_RECORDS FOR THE EXERCISE_
§

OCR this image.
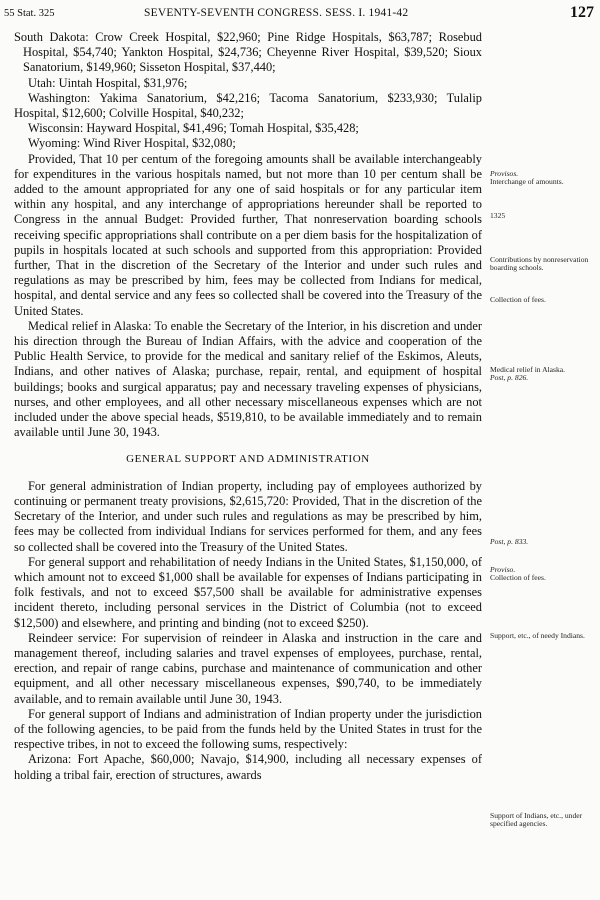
55 Stat. 325	SEVENTY-SEVENTH CONGRESS. SESS. I. 1941-42	127

South Dakota: Crow Creek Hospital, $22,960; Pine Ridge Hospitals, $63,787; Rosebud Hospital, $54,740; Yankton Hospital, $24,736; Cheyenne River Hospital, $39,520; Sioux Sanatorium, $149,960; Sisseton Hospital, $37,440;

Utah: Uintah Hospital, $31,976;

Washington: Yakima Sanatorium, $42,216; Tacoma Sanatorium, $233,930; Tulalip Hospital, $12,600; Colville Hospital, $40,232;

Wisconsin: Hayward Hospital, $41,496; Tomah Hospital, $35,428;

Wyoming: Wind River Hospital, $32,080;

Provided, That 10 per centum of the foregoing amounts shall be available interchangeably for expenditures in the various hospitals named, but not more than 10 per centum shall be added to the amount appropriated for any one of said hospitals or for any particular item within any hospital, and any interchange of appropriations hereunder shall be reported to Congress in the annual Budget: Provided further, That nonreservation boarding schools receiving specific appropriations shall contribute on a per diem basis for the hospitalization of pupils in hospitals located at such schools and supported from this appropriation: Provided further, That in the discretion of the Secretary of the Interior and under such rules and regulations as may be prescribed by him, fees may be collected from Indians for medical, hospital, and dental service and any fees so collected shall be covered into the Treasury of the United States.

Medical relief in Alaska: To enable the Secretary of the Interior, in his discretion and under his direction through the Bureau of Indian Affairs, with the advice and cooperation of the Public Health Service, to provide for the medical and sanitary relief of the Eskimos, Aleuts, Indians, and other natives of Alaska; purchase, repair, rental, and equipment of hospital buildings; books and surgical apparatus; pay and necessary traveling expenses of physicians, nurses, and other employees, and all other necessary miscellaneous expenses which are not included under the above special heads, $519,810, to be available immediately and to remain available until June 30, 1943.

GENERAL SUPPORT AND ADMINISTRATION

For general administration of Indian property, including pay of employees authorized by continuing or permanent treaty provisions, $2,615,720: Provided, That in the discretion of the Secretary of the Interior, and under such rules and regulations as may be prescribed by him, fees may be collected from individual Indians for services performed for them, and any fees so collected shall be covered into the Treasury of the United States.

For general support and rehabilitation of needy Indians in the United States, $1,150,000, of which amount not to exceed $1,000 shall be available for expenses of Indians participating in folk festivals, and not to exceed $57,500 shall be available for administrative expenses incident thereto, including personal services in the District of Columbia (not to exceed $12,500) and elsewhere, and printing and binding (not to exceed $250).

Reindeer service: For supervision of reindeer in Alaska and instruction in the care and management thereof, including salaries and travel expenses of employees, purchase, rental, erection, and repair of range cabins, purchase and maintenance of communication and other equipment, and all other necessary miscellaneous expenses, $90,740, to be immediately available, and to remain available until June 30, 1943.

For general support of Indians and administration of Indian property under the jurisdiction of the following agencies, to be paid from the funds held by the United States in trust for the respective tribes, in not to exceed the following sums, respectively:

Arizona: Fort Apache, $60,000; Navajo, $14,900, including all necessary expenses of holding a tribal fair, erection of structures, awards

Provisos.
Interchange of amounts.
1325
Contributions by nonreservation boarding schools.
Collection of fees.
Medical relief in Alaska.
Post, p. 826.
Post, p. 833.
Proviso.
Collection of fees.
Support, etc., of needy Indians.
Support of Indians, etc., under specified agencies.
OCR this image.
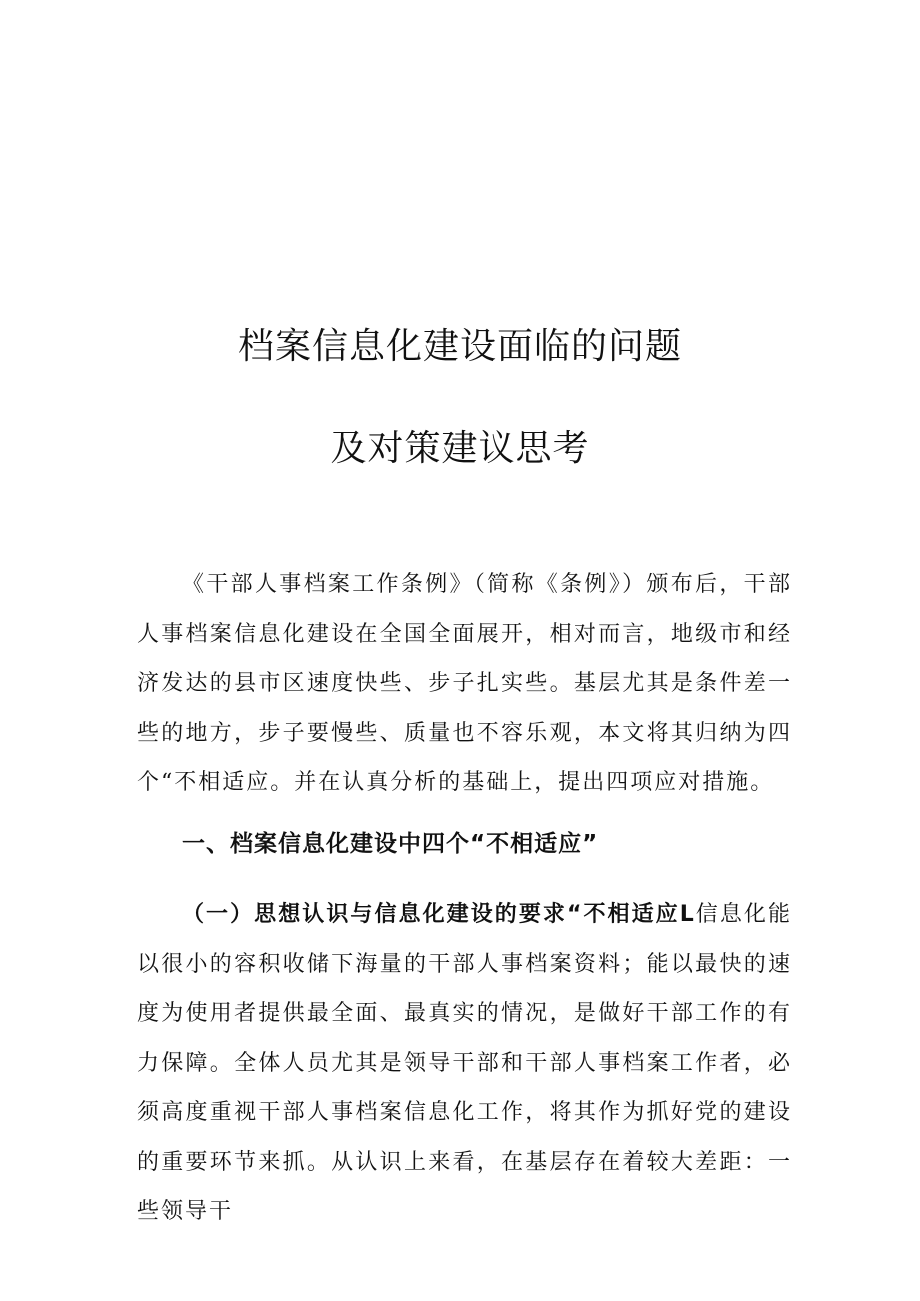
档案信息化建设面临的问题
及对策建议思考
《干部人事档案工作条例》（简称《条例》）颁布后，干部人事档案信息化建设在全国全面展开，相对而言，地级市和经济发达的县市区速度快些、步子扎实些。基层尤其是条件差一些的地方，步子要慢些、质量也不容乐观，本文将其归纳为四个“不相适应。并在认真分析的基础上，提出四项应对措施。
一、档案信息化建设中四个“不相适应”
（一）思想认识与信息化建设的要求“不相适应L信息化能以很小的容积收储下海量的干部人事档案资料；能以最快的速度为使用者提供最全面、最真实的情况，是做好干部工作的有力保障。全体人员尤其是领导干部和干部人事档案工作者，必须高度重视干部人事档案信息化工作，将其作为抓好党的建设的重要环节来抓。从认识上来看，在基层存在着较大差距：一些领导干
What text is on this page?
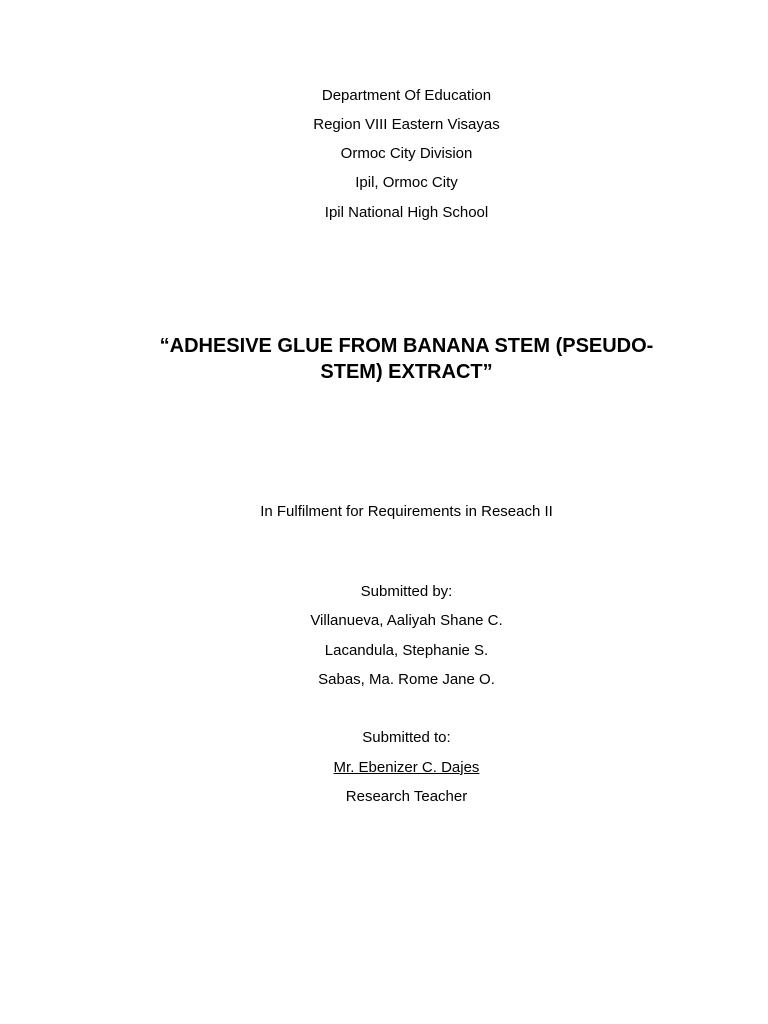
Department Of Education
Region VIII Eastern Visayas
Ormoc City Division
Ipil, Ormoc City
Ipil National High School
“ADHESIVE GLUE FROM BANANA STEM (PSEUDO-
STEM) EXTRACT”
In Fulfilment for Requirements in Reseach II
Submitted by:
Villanueva, Aaliyah Shane C.
Lacandula, Stephanie S.
Sabas, Ma. Rome Jane O.
Submitted to:
Mr. Ebenizer C. Dajes
Research Teacher
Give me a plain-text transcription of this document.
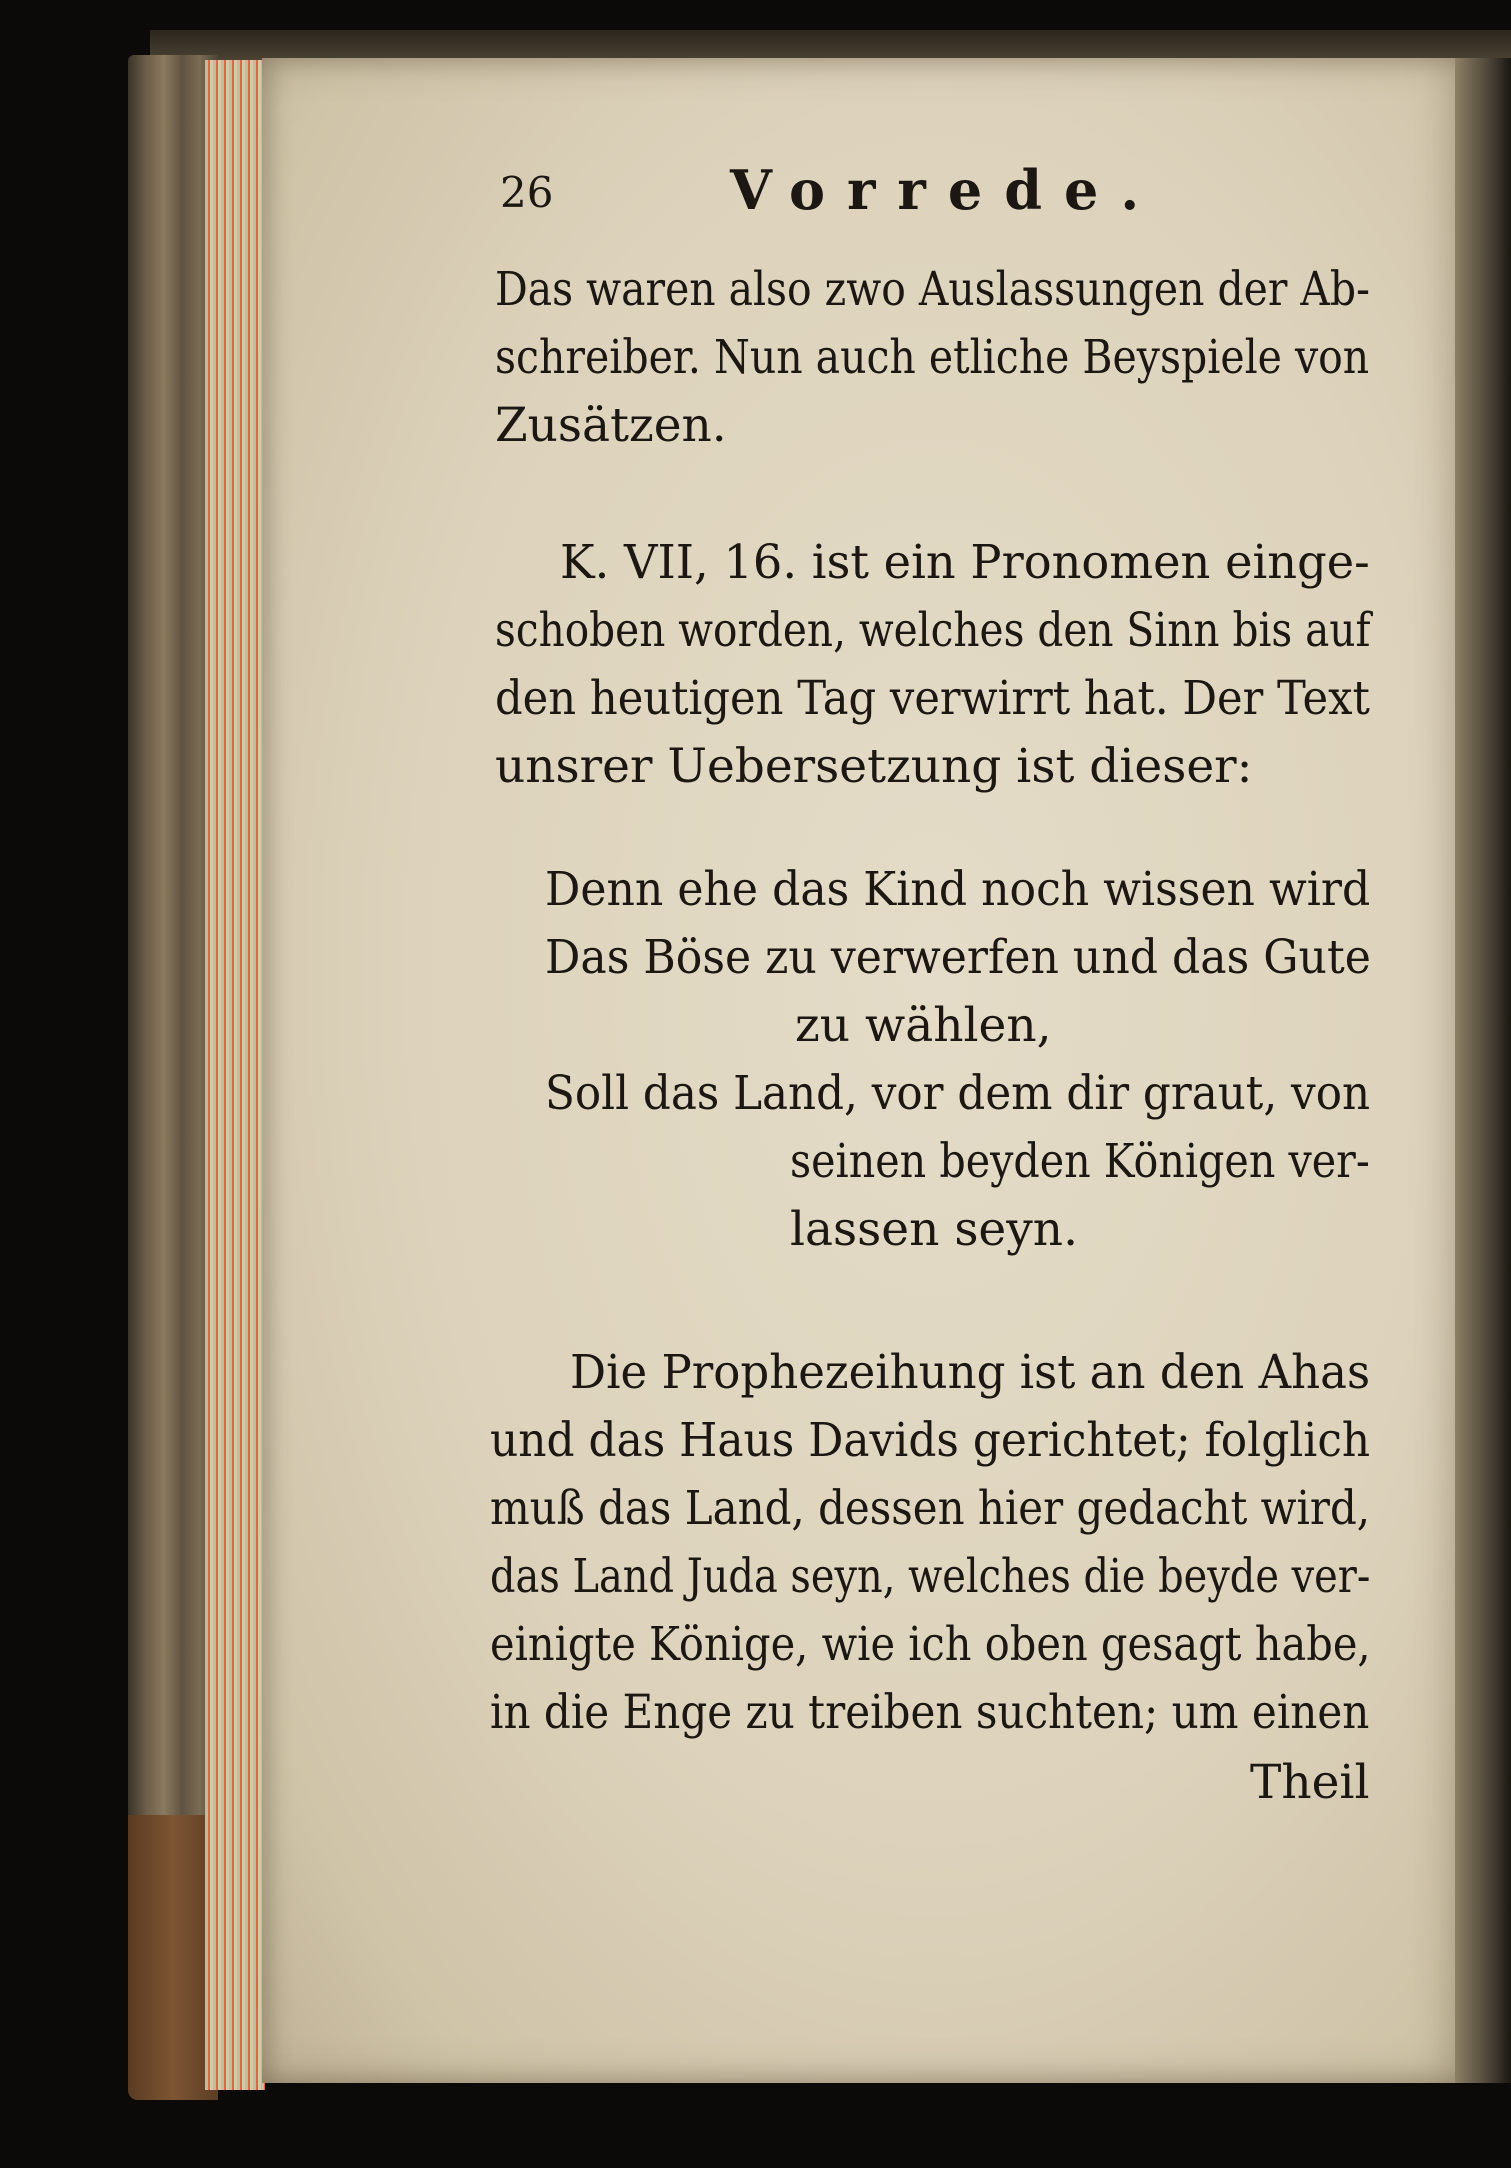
26	Vorrede.
Das waren also zwo Auslassungen der Ab-
schreiber. Nun auch etliche Beyspiele von
Zusätzen.
K. VII, 16. ist ein Pronomen einge-
schoben worden, welches den Sinn bis auf
den heutigen Tag verwirrt hat. Der Text
unsrer Uebersetzung ist dieser:
Denn ehe das Kind noch wissen wird
Das Böse zu verwerfen und das Gute
zu wählen,
Soll das Land, vor dem dir graut, von
seinen beyden Königen ver-
lassen seyn.
Die Prophezeihung ist an den Ahas
und das Haus Davids gerichtet; folglich
muß das Land, dessen hier gedacht wird,
das Land Juda seyn, welches die beyde ver-
einigte Könige, wie ich oben gesagt habe,
in die Enge zu treiben suchten; um einen
Theil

§

_WHAT TO WORK ON_
Transcribe every entry word for word, but skip the pictures.

_TASK ANSWER_
OCR this image.
55 Stat. 325	SEVENTY-SEVENTH CONGRESS. SESS. I. 1941-42	127

South Dakota: Crow Creek Hospital, $22,960; Pine Ridge Hospitals, $63,787; Rosebud Hospital, $54,740; Yankton Hospital, $24,736; Cheyenne River Hospital, $39,520; Sioux Sanatorium, $149,960; Sisseton Hospital, $37,440;

Utah: Uintah Hospital, $31,976;

Washington: Yakima Sanatorium, $42,216; Tacoma Sanatorium, $233,930; Tulalip Hospital, $12,600; Colville Hospital, $40,232;

Wisconsin: Hayward Hospital, $41,496; Tomah Hospital, $35,428;

Wyoming: Wind River Hospital, $32,080;

Provided, That 10 per centum of the foregoing amounts shall be available interchangeably for expenditures in the various hospitals named, but not more than 10 per centum shall be added to the amount appropriated for any one of said hospitals or for any particular item within any hospital, and any interchange of appropriations hereunder shall be reported to Congress in the annual Budget: Provided further, That nonreservation boarding schools receiving specific appropriations shall contribute on a per diem basis for the hospitalization of pupils in hospitals located at such schools and supported from this appropriation: Provided further, That in the discretion of the Secretary of the Interior and under such rules and regulations as may be prescribed by him, fees may be collected from Indians for medical, hospital, and dental service and any fees so collected shall be covered into the Treasury of the United States.

Medical relief in Alaska: To enable the Secretary of the Interior, in his discretion and under his direction through the Bureau of Indian Affairs, with the advice and cooperation of the Public Health Service, to provide for the medical and sanitary relief of the Eskimos, Aleuts, Indians, and other natives of Alaska; purchase, repair, rental, and equipment of hospital buildings; books and surgical apparatus; pay and necessary traveling expenses of physicians, nurses, and other employees, and all other necessary miscellaneous expenses which are not included under the above special heads, $519,810, to be available immediately and to remain available until June 30, 1943.

GENERAL SUPPORT AND ADMINISTRATION

For general administration of Indian property, including pay of employees authorized by continuing or permanent treaty provisions, $2,615,720: Provided, That in the discretion of the Secretary of the Interior, and under such rules and regulations as may be prescribed by him, fees may be collected from individual Indians for services performed for them, and any fees so collected shall be covered into the Treasury of the United States.

For general support and rehabilitation of needy Indians in the United States, $1,150,000, of which amount not to exceed $1,000 shall be available for expenses of Indians participating in folk festivals, and not to exceed $57,500 shall be available for administrative expenses incident thereto, including personal services in the District of Columbia (not to exceed $12,500) and elsewhere, and printing and binding (not to exceed $250).

Reindeer service: For supervision of reindeer in Alaska and instruction in the care and management thereof, including salaries and travel expenses of employees, purchase, rental, erection, and repair of range cabins, purchase and maintenance of communication and other equipment, and all other necessary miscellaneous expenses, $90,740, to be immediately available, and to remain available until June 30, 1943.

For general support of Indians and administration of Indian property under the jurisdiction of the following agencies, to be paid from the funds held by the United States in trust for the respective tribes, in not to exceed the following sums, respectively:

Arizona: Fort Apache, $60,000; Navajo, $14,900, including all necessary expenses of holding a tribal fair, erection of structures, awards

Provisos.
Interchange of amounts.
1325
Contributions by nonreservation boarding schools.
Collection of fees.
Medical relief in Alaska.
Post, p. 826.
Post, p. 833.
Proviso.
Collection of fees.
Support, etc., of needy Indians.
Support of Indians, etc., under specified agencies.
OCR this image.
档案信息化建设面临的问题
及对策建议思考
《干部人事档案工作条例》（简称《条例》）颁布后，干部人事档案信息化建设在全国全面展开，相对而言，地级市和经济发达的县市区速度快些、步子扎实些。基层尤其是条件差一些的地方，步子要慢些、质量也不容乐观，本文将其归纳为四个“不相适应。并在认真分析的基础上，提出四项应对措施。
一、档案信息化建设中四个“不相适应”
（一）思想认识与信息化建设的要求“不相适应L信息化能以很小的容积收储下海量的干部人事档案资料；能以最快的速度为使用者提供最全面、最真实的情况，是做好干部工作的有力保障。全体人员尤其是领导干部和干部人事档案工作者，必须高度重视干部人事档案信息化工作，将其作为抓好党的建设的重要环节来抓。从认识上来看，在基层存在着较大差距：一些领导干
What text is on this page?
Department Of Education
Region VIII Eastern Visayas
Ormoc City Division
Ipil, Ormoc City
Ipil National High School
“ADHESIVE GLUE FROM BANANA STEM (PSEUDO-
STEM) EXTRACT”
In Fulfilment for Requirements in Reseach II
Submitted by:
Villanueva, Aaliyah Shane C.
Lacandula, Stephanie S.
Sabas, Ma. Rome Jane O.
Submitted to:
Mr. Ebenizer C. Dajes
Research Teacher
Give me a plain-text transcription of this document.
26	Vorrede.
Das waren also zwo Auslassungen der Ab-
schreiber. Nun auch etliche Beyspiele von
Zusätzen.
K. VII, 16. ist ein Pronomen einge-
schoben worden, welches den Sinn bis auf
den heutigen Tag verwirrt hat. Der Text
unsrer Uebersetzung ist dieser:
Denn ehe das Kind noch wissen wird
Das Böse zu verwerfen und das Gute
zu wählen,
Soll das Land, vor dem dir graut, von
seinen beyden Königen ver-
lassen seyn.
Die Prophezeihung ist an den Ahas
und das Haus Davids gerichtet; folglich
muß das Land, dessen hier gedacht wird,
das Land Juda seyn, welches die beyde ver-
einigte Könige, wie ich oben gesagt habe,
in die Enge zu treiben suchten; um einen
Theil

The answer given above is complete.